WHAT THE TASK ASKS: Reproduce the lines below word for word, starting at the line that contains "Give me the" and stopping after the line that contains "checkbox-label: Enable AudioESP", with both of those lines included.

DATA PROVIDED:
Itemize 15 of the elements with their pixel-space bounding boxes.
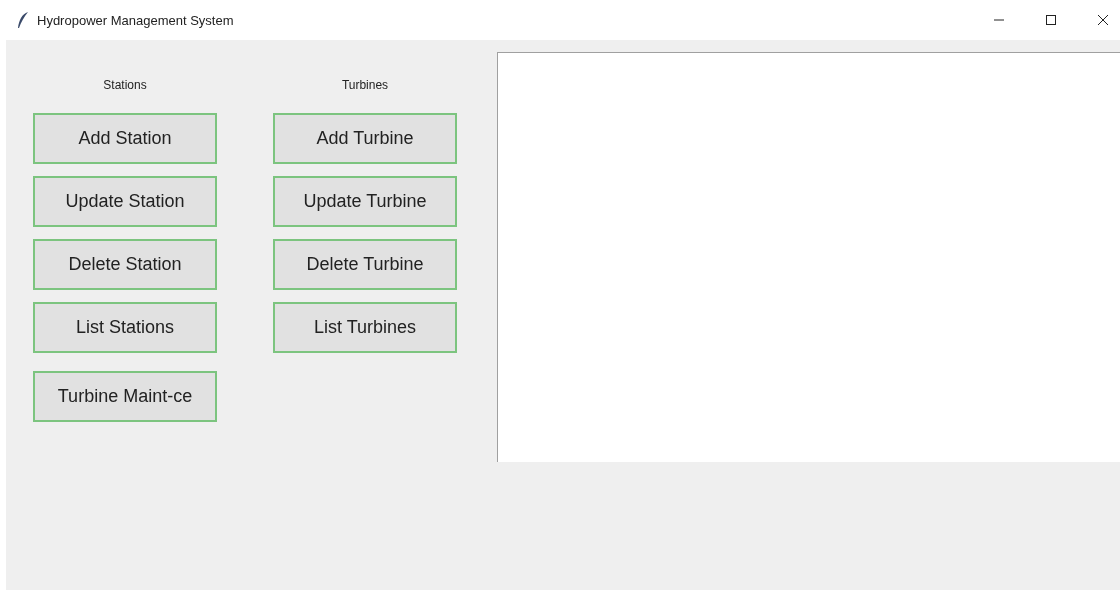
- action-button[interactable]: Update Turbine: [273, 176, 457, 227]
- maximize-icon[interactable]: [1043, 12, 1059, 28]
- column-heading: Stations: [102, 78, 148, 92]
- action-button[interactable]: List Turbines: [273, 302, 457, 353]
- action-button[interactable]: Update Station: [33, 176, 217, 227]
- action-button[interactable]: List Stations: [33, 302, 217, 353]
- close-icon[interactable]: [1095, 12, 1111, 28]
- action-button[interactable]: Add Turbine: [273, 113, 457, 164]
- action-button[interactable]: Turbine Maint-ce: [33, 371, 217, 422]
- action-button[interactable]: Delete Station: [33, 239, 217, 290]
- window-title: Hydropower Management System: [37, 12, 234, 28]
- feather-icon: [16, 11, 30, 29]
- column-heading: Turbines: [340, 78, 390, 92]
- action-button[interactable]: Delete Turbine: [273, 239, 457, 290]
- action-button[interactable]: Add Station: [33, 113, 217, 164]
--
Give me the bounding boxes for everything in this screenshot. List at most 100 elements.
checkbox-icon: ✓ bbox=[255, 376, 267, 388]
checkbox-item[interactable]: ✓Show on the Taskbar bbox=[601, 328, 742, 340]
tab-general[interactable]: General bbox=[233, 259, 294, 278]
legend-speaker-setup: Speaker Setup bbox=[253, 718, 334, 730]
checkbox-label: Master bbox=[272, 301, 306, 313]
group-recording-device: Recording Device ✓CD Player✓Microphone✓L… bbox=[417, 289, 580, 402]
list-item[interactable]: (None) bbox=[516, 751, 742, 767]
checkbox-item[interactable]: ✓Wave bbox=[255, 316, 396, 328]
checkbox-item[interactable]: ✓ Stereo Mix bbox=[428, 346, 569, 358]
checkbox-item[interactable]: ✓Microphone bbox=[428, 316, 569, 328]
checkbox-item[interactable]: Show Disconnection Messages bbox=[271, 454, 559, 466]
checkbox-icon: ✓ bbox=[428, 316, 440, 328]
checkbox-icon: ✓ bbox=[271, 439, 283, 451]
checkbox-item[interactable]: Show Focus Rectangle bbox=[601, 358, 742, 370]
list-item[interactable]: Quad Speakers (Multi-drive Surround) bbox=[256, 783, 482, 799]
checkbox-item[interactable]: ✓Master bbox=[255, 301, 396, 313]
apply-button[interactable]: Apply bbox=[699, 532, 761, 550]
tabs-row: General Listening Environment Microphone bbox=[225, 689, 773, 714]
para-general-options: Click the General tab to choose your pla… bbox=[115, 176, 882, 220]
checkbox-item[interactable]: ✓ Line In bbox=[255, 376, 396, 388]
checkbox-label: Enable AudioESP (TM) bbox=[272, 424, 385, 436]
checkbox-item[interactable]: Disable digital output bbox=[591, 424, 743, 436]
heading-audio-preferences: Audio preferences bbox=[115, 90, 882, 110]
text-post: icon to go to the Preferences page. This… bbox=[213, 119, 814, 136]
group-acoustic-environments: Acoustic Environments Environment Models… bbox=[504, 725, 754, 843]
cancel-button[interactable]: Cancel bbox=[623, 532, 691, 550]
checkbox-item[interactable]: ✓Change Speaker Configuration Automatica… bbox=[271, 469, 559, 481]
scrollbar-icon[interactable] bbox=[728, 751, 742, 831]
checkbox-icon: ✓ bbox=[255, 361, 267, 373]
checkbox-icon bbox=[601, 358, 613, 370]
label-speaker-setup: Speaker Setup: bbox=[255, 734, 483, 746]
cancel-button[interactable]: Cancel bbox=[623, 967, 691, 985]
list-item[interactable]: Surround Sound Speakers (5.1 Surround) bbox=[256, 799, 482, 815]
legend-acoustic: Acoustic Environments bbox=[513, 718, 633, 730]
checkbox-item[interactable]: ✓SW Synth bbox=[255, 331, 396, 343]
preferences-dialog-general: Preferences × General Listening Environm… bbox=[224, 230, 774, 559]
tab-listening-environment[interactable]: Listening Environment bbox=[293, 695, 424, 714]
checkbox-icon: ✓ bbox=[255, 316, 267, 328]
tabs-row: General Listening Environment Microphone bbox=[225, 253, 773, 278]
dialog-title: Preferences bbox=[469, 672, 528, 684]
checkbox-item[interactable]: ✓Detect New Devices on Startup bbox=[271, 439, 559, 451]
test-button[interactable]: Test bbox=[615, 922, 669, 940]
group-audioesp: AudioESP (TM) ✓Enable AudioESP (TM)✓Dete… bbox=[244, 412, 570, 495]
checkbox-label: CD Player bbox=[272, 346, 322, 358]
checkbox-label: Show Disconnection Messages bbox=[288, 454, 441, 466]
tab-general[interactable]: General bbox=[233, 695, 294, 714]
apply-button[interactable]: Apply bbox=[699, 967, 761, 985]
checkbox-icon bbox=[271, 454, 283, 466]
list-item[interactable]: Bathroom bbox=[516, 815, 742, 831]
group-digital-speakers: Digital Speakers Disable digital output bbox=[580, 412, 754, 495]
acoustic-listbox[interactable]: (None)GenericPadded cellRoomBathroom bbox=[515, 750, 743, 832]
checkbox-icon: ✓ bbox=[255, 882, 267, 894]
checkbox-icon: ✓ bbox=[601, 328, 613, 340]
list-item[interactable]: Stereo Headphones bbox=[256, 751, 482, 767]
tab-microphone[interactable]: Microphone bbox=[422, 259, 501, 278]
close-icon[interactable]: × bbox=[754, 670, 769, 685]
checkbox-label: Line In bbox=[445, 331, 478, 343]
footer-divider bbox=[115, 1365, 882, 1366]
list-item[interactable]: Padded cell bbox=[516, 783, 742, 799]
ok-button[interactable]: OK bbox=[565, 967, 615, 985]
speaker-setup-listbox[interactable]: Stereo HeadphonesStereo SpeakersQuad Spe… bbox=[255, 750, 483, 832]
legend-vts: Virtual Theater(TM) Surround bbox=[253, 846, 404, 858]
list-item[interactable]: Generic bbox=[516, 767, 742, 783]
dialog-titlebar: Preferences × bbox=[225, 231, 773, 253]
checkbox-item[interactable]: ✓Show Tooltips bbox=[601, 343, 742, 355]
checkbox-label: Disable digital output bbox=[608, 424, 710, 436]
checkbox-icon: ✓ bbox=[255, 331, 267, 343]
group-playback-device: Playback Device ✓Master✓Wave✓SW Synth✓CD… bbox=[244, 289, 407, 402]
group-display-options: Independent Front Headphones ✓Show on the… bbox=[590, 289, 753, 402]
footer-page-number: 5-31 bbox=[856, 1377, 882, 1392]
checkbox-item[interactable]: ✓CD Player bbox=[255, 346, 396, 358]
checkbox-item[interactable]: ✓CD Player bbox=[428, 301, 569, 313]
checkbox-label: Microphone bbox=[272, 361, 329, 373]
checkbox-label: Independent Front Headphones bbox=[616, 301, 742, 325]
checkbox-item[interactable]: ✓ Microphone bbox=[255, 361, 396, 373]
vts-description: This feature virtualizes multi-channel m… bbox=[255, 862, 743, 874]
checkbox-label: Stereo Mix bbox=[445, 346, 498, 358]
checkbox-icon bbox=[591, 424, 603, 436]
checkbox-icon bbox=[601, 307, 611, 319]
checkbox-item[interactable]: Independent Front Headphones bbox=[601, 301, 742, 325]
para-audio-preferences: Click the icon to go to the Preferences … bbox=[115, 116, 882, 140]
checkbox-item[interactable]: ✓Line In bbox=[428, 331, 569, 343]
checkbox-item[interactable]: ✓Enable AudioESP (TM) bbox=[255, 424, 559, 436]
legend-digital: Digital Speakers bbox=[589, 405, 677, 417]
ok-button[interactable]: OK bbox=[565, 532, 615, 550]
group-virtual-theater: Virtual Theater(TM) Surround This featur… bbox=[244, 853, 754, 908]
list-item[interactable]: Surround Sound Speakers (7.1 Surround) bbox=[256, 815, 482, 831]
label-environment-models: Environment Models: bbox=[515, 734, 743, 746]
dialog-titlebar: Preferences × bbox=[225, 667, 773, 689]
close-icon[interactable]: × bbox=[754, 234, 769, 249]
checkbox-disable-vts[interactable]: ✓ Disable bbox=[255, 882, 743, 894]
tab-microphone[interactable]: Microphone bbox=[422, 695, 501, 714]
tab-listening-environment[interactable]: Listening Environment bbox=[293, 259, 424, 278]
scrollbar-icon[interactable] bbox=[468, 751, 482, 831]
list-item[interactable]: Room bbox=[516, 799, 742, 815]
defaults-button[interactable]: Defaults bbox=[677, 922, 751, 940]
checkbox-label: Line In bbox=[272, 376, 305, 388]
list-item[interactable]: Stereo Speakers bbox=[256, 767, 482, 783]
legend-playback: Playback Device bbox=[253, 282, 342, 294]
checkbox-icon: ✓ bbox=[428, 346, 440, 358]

FULL OUTPUT:
Give me the bounding boxes for everything in this screenshot. List at most 100 elements.
checkbox-icon: ✓ bbox=[255, 376, 267, 388]
checkbox-item[interactable]: ✓Show on the Taskbar bbox=[601, 328, 742, 340]
tab-general[interactable]: General bbox=[233, 259, 294, 278]
legend-speaker-setup: Speaker Setup bbox=[253, 718, 334, 730]
checkbox-label: Master bbox=[272, 301, 306, 313]
group-recording-device: Recording Device ✓CD Player✓Microphone✓L… bbox=[417, 289, 580, 402]
list-item[interactable]: (None) bbox=[516, 751, 742, 767]
checkbox-item[interactable]: ✓Wave bbox=[255, 316, 396, 328]
checkbox-item[interactable]: ✓ Stereo Mix bbox=[428, 346, 569, 358]
checkbox-item[interactable]: ✓Microphone bbox=[428, 316, 569, 328]
checkbox-item[interactable]: Show Disconnection Messages bbox=[271, 454, 559, 466]
checkbox-icon: ✓ bbox=[428, 316, 440, 328]
checkbox-icon: ✓ bbox=[271, 439, 283, 451]
checkbox-item[interactable]: Show Focus Rectangle bbox=[601, 358, 742, 370]
list-item[interactable]: Quad Speakers (Multi-drive Surround) bbox=[256, 783, 482, 799]
checkbox-item[interactable]: ✓Master bbox=[255, 301, 396, 313]
apply-button[interactable]: Apply bbox=[699, 532, 761, 550]
tabs-row: General Listening Environment Microphone bbox=[225, 689, 773, 714]
para-general-options: Click the General tab to choose your pla… bbox=[115, 176, 882, 220]
checkbox-item[interactable]: ✓ Line In bbox=[255, 376, 396, 388]
checkbox-label: Enable AudioESP (TM) bbox=[272, 424, 385, 436]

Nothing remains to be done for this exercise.